• AIM:
Write out the records word for word, with no pictures.

- - -

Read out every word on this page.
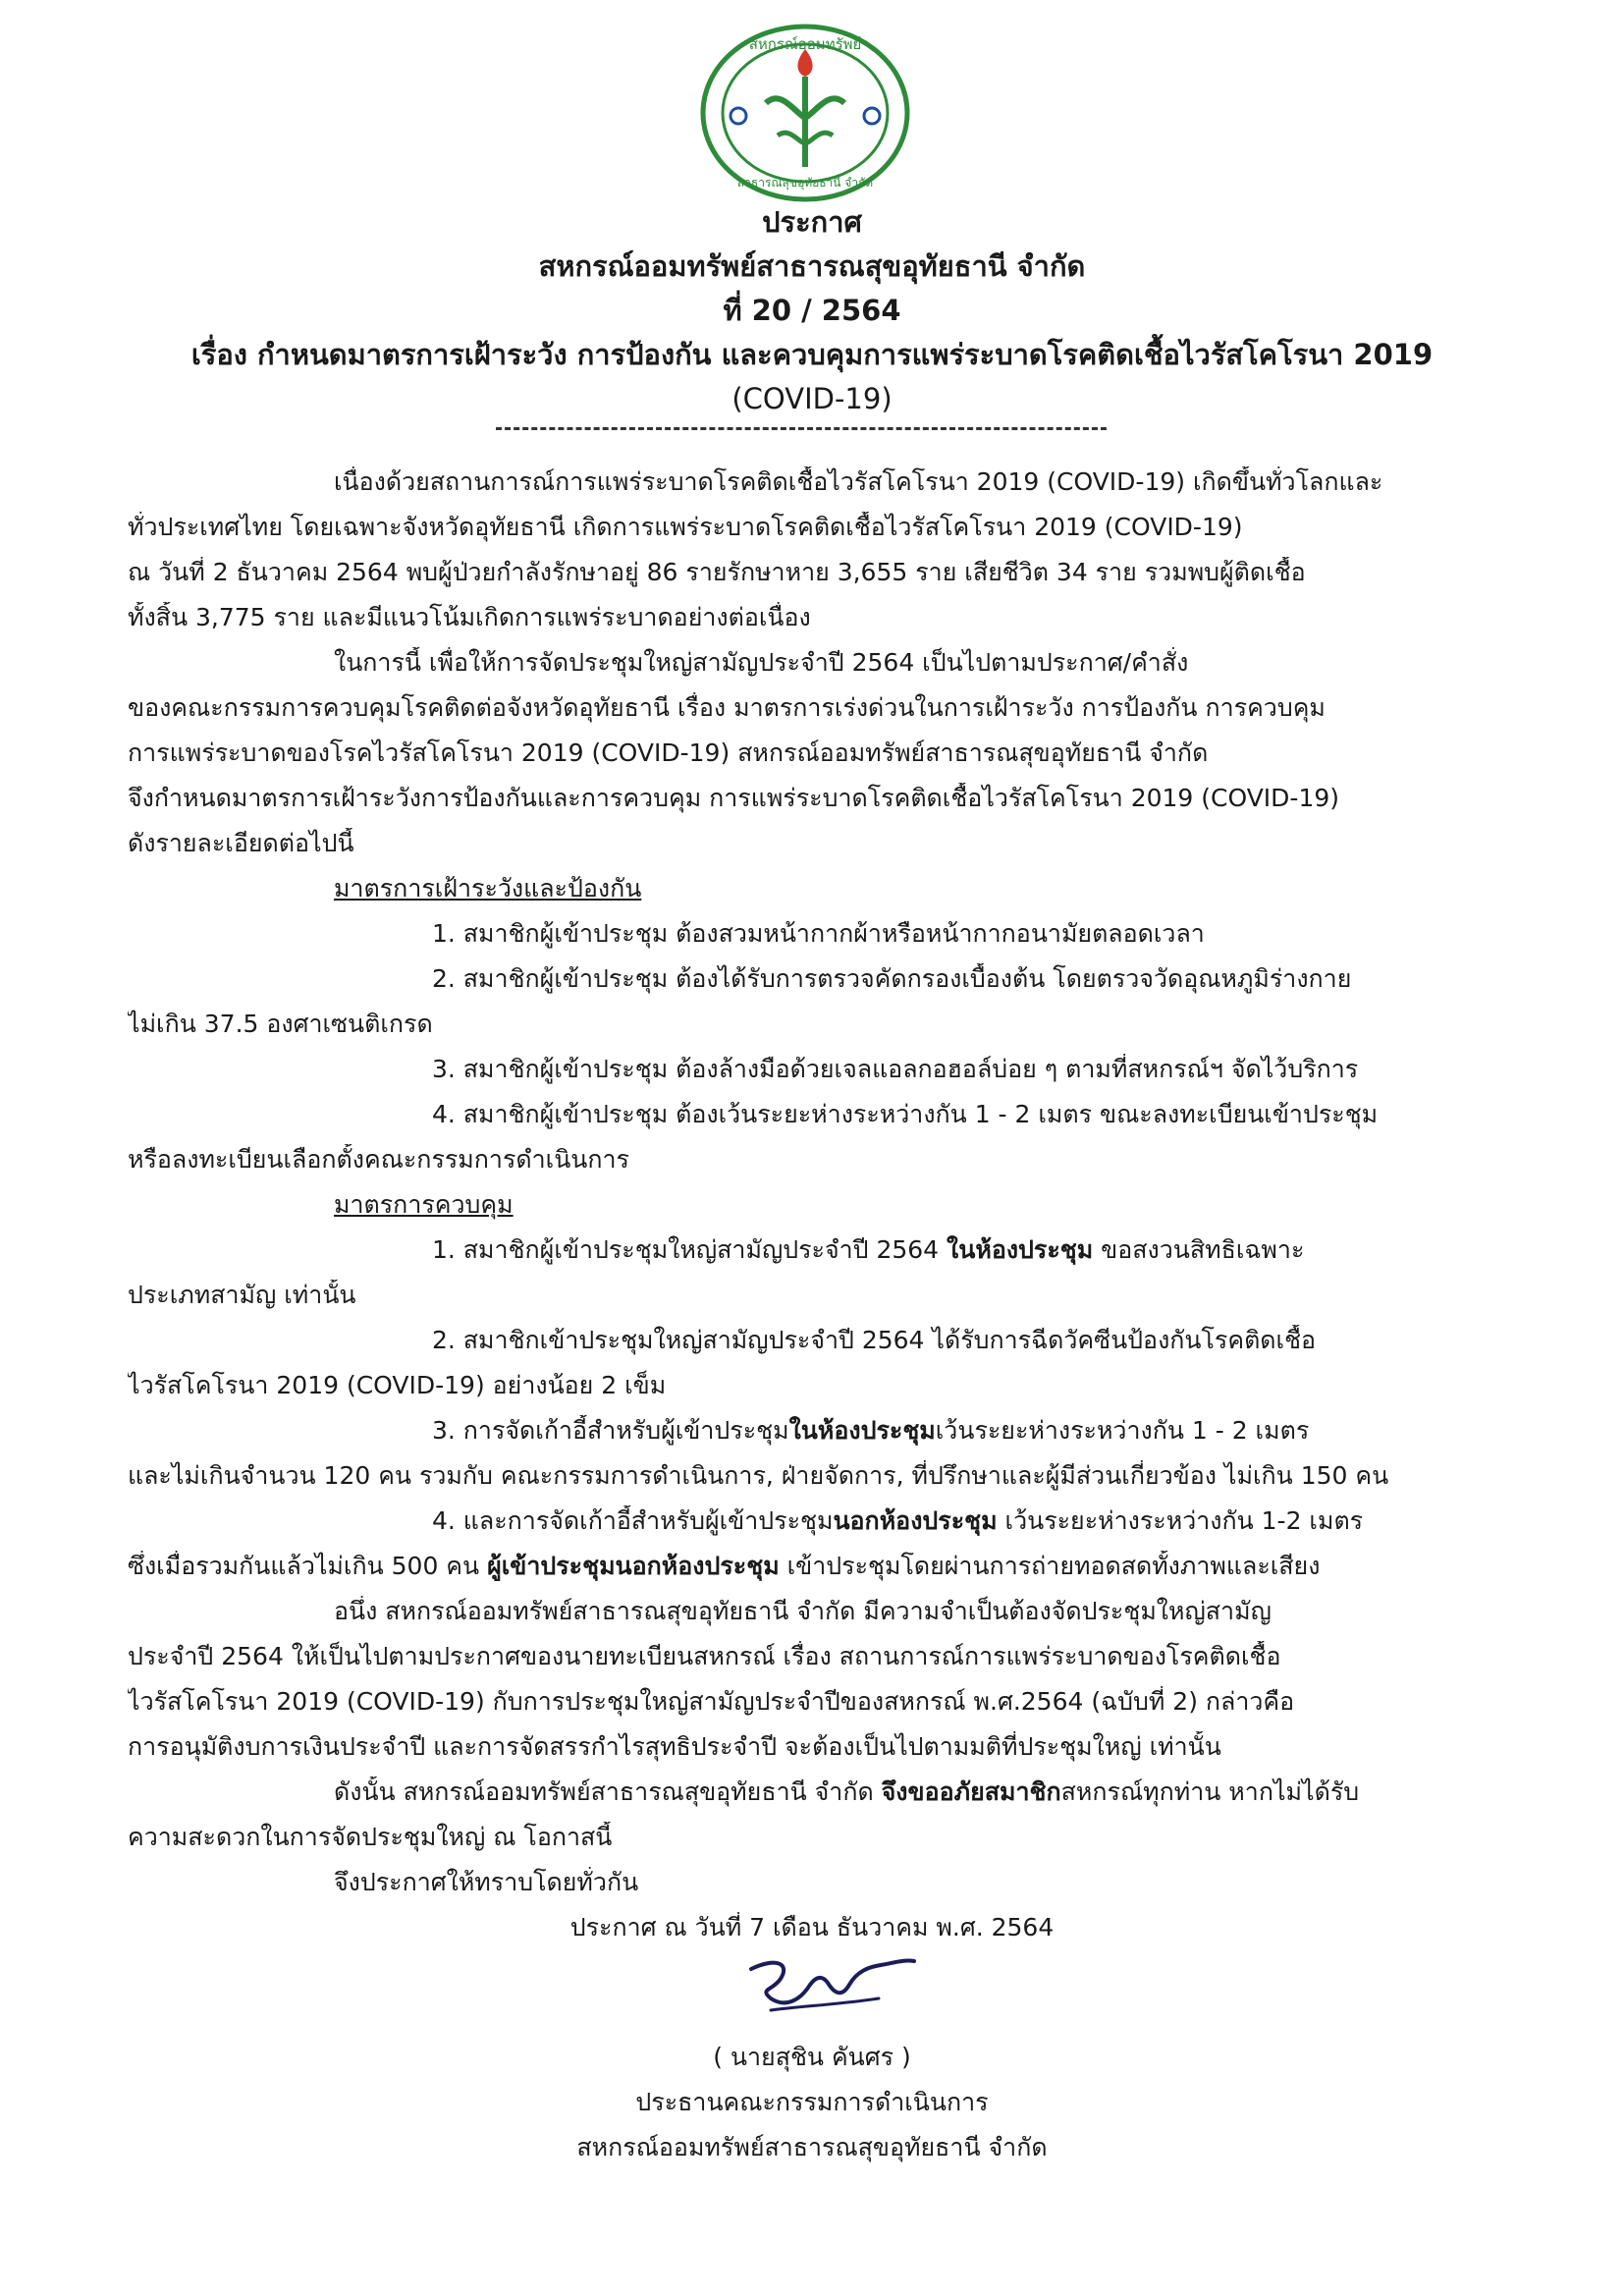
สหกรณ์ออมทรัพย์
สาธารณสุขอุทัยธานี จำกัด
ประกาศ
สหกรณ์ออมทรัพย์สาธารณสุขอุทัยธานี จำกัด
ที่ 20 / 2564
เรื่อง กำหนดมาตรการเฝ้าระวัง การป้องกัน และควบคุมการแพร่ระบาดโรคติดเชื้อไวรัสโคโรนา 2019
(COVID-19)
เนื่องด้วยสถานการณ์การแพร่ระบาดโรคติดเชื้อไวรัสโคโรนา 2019 (COVID-19) เกิดขึ้นทั่วโลกและ
ทั่วประเทศไทย โดยเฉพาะจังหวัดอุทัยธานี เกิดการแพร่ระบาดโรคติดเชื้อไวรัสโคโรนา 2019 (COVID-19)
ณ วันที่ 2 ธันวาคม 2564 พบผู้ป่วยกำลังรักษาอยู่ 86 รายรักษาหาย 3,655 ราย เสียชีวิต 34 ราย รวมพบผู้ติดเชื้อ
ทั้งสิ้น 3,775 ราย และมีแนวโน้มเกิดการแพร่ระบาดอย่างต่อเนื่อง
ในการนี้ เพื่อให้การจัดประชุมใหญ่สามัญประจำปี 2564 เป็นไปตามประกาศ/คำสั่ง
ของคณะกรรมการควบคุมโรคติดต่อจังหวัดอุทัยธานี เรื่อง มาตรการเร่งด่วนในการเฝ้าระวัง การป้องกัน การควบคุม
การแพร่ระบาดของโรคไวรัสโคโรนา 2019 (COVID-19) สหกรณ์ออมทรัพย์สาธารณสุขอุทัยธานี จำกัด
จึงกำหนดมาตรการเฝ้าระวังการป้องกันและการควบคุม การแพร่ระบาดโรคติดเชื้อไวรัสโคโรนา 2019 (COVID-19)
ดังรายละเอียดต่อไปนี้
มาตรการเฝ้าระวังและป้องกัน
1. สมาชิกผู้เข้าประชุม ต้องสวมหน้ากากผ้าหรือหน้ากากอนามัยตลอดเวลา
2. สมาชิกผู้เข้าประชุม ต้องได้รับการตรวจคัดกรองเบื้องต้น โดยตรวจวัดอุณหภูมิร่างกาย
ไม่เกิน 37.5 องศาเซนติเกรด
3. สมาชิกผู้เข้าประชุม ต้องล้างมือด้วยเจลแอลกอฮอล์บ่อย ๆ ตามที่สหกรณ์ฯ จัดไว้บริการ
4. สมาชิกผู้เข้าประชุม ต้องเว้นระยะห่างระหว่างกัน 1 - 2 เมตร ขณะลงทะเบียนเข้าประชุม
หรือลงทะเบียนเลือกตั้งคณะกรรมการดำเนินการ
มาตรการควบคุม
1. สมาชิกผู้เข้าประชุมใหญ่สามัญประจำปี 2564 ในห้องประชุม ขอสงวนสิทธิเฉพาะ
ประเภทสามัญ เท่านั้น
2. สมาชิกเข้าประชุมใหญ่สามัญประจำปี 2564 ได้รับการฉีดวัคซีนป้องกันโรคติดเชื้อ
ไวรัสโคโรนา 2019 (COVID-19) อย่างน้อย 2 เข็ม
3. การจัดเก้าอี้สำหรับผู้เข้าประชุมในห้องประชุมเว้นระยะห่างระหว่างกัน 1 - 2 เมตร
และไม่เกินจำนวน 120 คน รวมกับ คณะกรรมการดำเนินการ, ฝ่ายจัดการ, ที่ปรึกษาและผู้มีส่วนเกี่ยวข้อง ไม่เกิน 150 คน
4. และการจัดเก้าอี้สำหรับผู้เข้าประชุมนอกห้องประชุม เว้นระยะห่างระหว่างกัน 1-2 เมตร
ซึ่งเมื่อรวมกันแล้วไม่เกิน 500 คน ผู้เข้าประชุมนอกห้องประชุม เข้าประชุมโดยผ่านการถ่ายทอดสดทั้งภาพและเสียง
อนึ่ง สหกรณ์ออมทรัพย์สาธารณสุขอุทัยธานี จำกัด มีความจำเป็นต้องจัดประชุมใหญ่สามัญ
ประจำปี 2564 ให้เป็นไปตามประกาศของนายทะเบียนสหกรณ์ เรื่อง สถานการณ์การแพร่ระบาดของโรคติดเชื้อ
ไวรัสโคโรนา 2019 (COVID-19) กับการประชุมใหญ่สามัญประจำปีของสหกรณ์ พ.ศ.2564 (ฉบับที่ 2) กล่าวคือ
การอนุมัติงบการเงินประจำปี และการจัดสรรกำไรสุทธิประจำปี จะต้องเป็นไปตามมติที่ประชุมใหญ่ เท่านั้น
ดังนั้น สหกรณ์ออมทรัพย์สาธารณสุขอุทัยธานี จำกัด จึงขออภัยสมาชิกสหกรณ์ทุกท่าน หากไม่ได้รับ
ความสะดวกในการจัดประชุมใหญ่ ณ โอกาสนี้
จึงประกาศให้ทราบโดยทั่วกัน
ประกาศ ณ วันที่ 7 เดือน ธันวาคม พ.ศ. 2564
( นายสุชิน คันศร )
ประธานคณะกรรมการดำเนินการ
สหกรณ์ออมทรัพย์สาธารณสุขอุทัยธานี จำกัด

- - -

• WRITTEN RESPONSE:
Read out every word on this page.
สหกรณ์ออมทรัพย์
สาธารณสุขอุทัยธานี จำกัด
ประกาศ
สหกรณ์ออมทรัพย์สาธารณสุขอุทัยธานี จำกัด
ที่ 20 / 2564
เรื่อง กำหนดมาตรการเฝ้าระวัง การป้องกัน และควบคุมการแพร่ระบาดโรคติดเชื้อไวรัสโคโรนา 2019
(COVID-19)
เนื่องด้วยสถานการณ์การแพร่ระบาดโรคติดเชื้อไวรัสโคโรนา 2019 (COVID-19) เกิดขึ้นทั่วโลกและ
ทั่วประเทศไทย โดยเฉพาะจังหวัดอุทัยธานี เกิดการแพร่ระบาดโรคติดเชื้อไวรัสโคโรนา 2019 (COVID-19)
ณ วันที่ 2 ธันวาคม 2564 พบผู้ป่วยกำลังรักษาอยู่ 86 รายรักษาหาย 3,655 ราย เสียชีวิต 34 ราย รวมพบผู้ติดเชื้อ
ทั้งสิ้น 3,775 ราย และมีแนวโน้มเกิดการแพร่ระบาดอย่างต่อเนื่อง
ในการนี้ เพื่อให้การจัดประชุมใหญ่สามัญประจำปี 2564 เป็นไปตามประกาศ/คำสั่ง
ของคณะกรรมการควบคุมโรคติดต่อจังหวัดอุทัยธานี เรื่อง มาตรการเร่งด่วนในการเฝ้าระวัง การป้องกัน การควบคุม
การแพร่ระบาดของโรคไวรัสโคโรนา 2019 (COVID-19) สหกรณ์ออมทรัพย์สาธารณสุขอุทัยธานี จำกัด
จึงกำหนดมาตรการเฝ้าระวังการป้องกันและการควบคุม การแพร่ระบาดโรคติดเชื้อไวรัสโคโรนา 2019 (COVID-19)
ดังรายละเอียดต่อไปนี้
มาตรการเฝ้าระวังและป้องกัน
1. สมาชิกผู้เข้าประชุม ต้องสวมหน้ากากผ้าหรือหน้ากากอนามัยตลอดเวลา
2. สมาชิกผู้เข้าประชุม ต้องได้รับการตรวจคัดกรองเบื้องต้น โดยตรวจวัดอุณหภูมิร่างกาย
ไม่เกิน 37.5 องศาเซนติเกรด
3. สมาชิกผู้เข้าประชุม ต้องล้างมือด้วยเจลแอลกอฮอล์บ่อย ๆ ตามที่สหกรณ์ฯ จัดไว้บริการ
4. สมาชิกผู้เข้าประชุม ต้องเว้นระยะห่างระหว่างกัน 1 - 2 เมตร ขณะลงทะเบียนเข้าประชุม
หรือลงทะเบียนเลือกตั้งคณะกรรมการดำเนินการ
มาตรการควบคุม
1. สมาชิกผู้เข้าประชุมใหญ่สามัญประจำปี 2564 ในห้องประชุม ขอสงวนสิทธิเฉพาะ
ประเภทสามัญ เท่านั้น
2. สมาชิกเข้าประชุมใหญ่สามัญประจำปี 2564 ได้รับการฉีดวัคซีนป้องกันโรคติดเชื้อ
ไวรัสโคโรนา 2019 (COVID-19) อย่างน้อย 2 เข็ม
3. การจัดเก้าอี้สำหรับผู้เข้าประชุมในห้องประชุมเว้นระยะห่างระหว่างกัน 1 - 2 เมตร
และไม่เกินจำนวน 120 คน รวมกับ คณะกรรมการดำเนินการ, ฝ่ายจัดการ, ที่ปรึกษาและผู้มีส่วนเกี่ยวข้อง ไม่เกิน 150 คน
4. และการจัดเก้าอี้สำหรับผู้เข้าประชุมนอกห้องประชุม เว้นระยะห่างระหว่างกัน 1-2 เมตร
ซึ่งเมื่อรวมกันแล้วไม่เกิน 500 คน ผู้เข้าประชุมนอกห้องประชุม เข้าประชุมโดยผ่านการถ่ายทอดสดทั้งภาพและเสียง
อนึ่ง สหกรณ์ออมทรัพย์สาธารณสุขอุทัยธานี จำกัด มีความจำเป็นต้องจัดประชุมใหญ่สามัญ
ประจำปี 2564 ให้เป็นไปตามประกาศของนายทะเบียนสหกรณ์ เรื่อง สถานการณ์การแพร่ระบาดของโรคติดเชื้อ
ไวรัสโคโรนา 2019 (COVID-19) กับการประชุมใหญ่สามัญประจำปีของสหกรณ์ พ.ศ.2564 (ฉบับที่ 2) กล่าวคือ
การอนุมัติงบการเงินประจำปี และการจัดสรรกำไรสุทธิประจำปี จะต้องเป็นไปตามมติที่ประชุมใหญ่ เท่านั้น
ดังนั้น สหกรณ์ออมทรัพย์สาธารณสุขอุทัยธานี จำกัด จึงขออภัยสมาชิกสหกรณ์ทุกท่าน หากไม่ได้รับ
ความสะดวกในการจัดประชุมใหญ่ ณ โอกาสนี้
จึงประกาศให้ทราบโดยทั่วกัน
ประกาศ ณ วันที่ 7 เดือน ธันวาคม พ.ศ. 2564
( นายสุชิน คันศร )
ประธานคณะกรรมการดำเนินการ
สหกรณ์ออมทรัพย์สาธารณสุขอุทัยธานี จำกัด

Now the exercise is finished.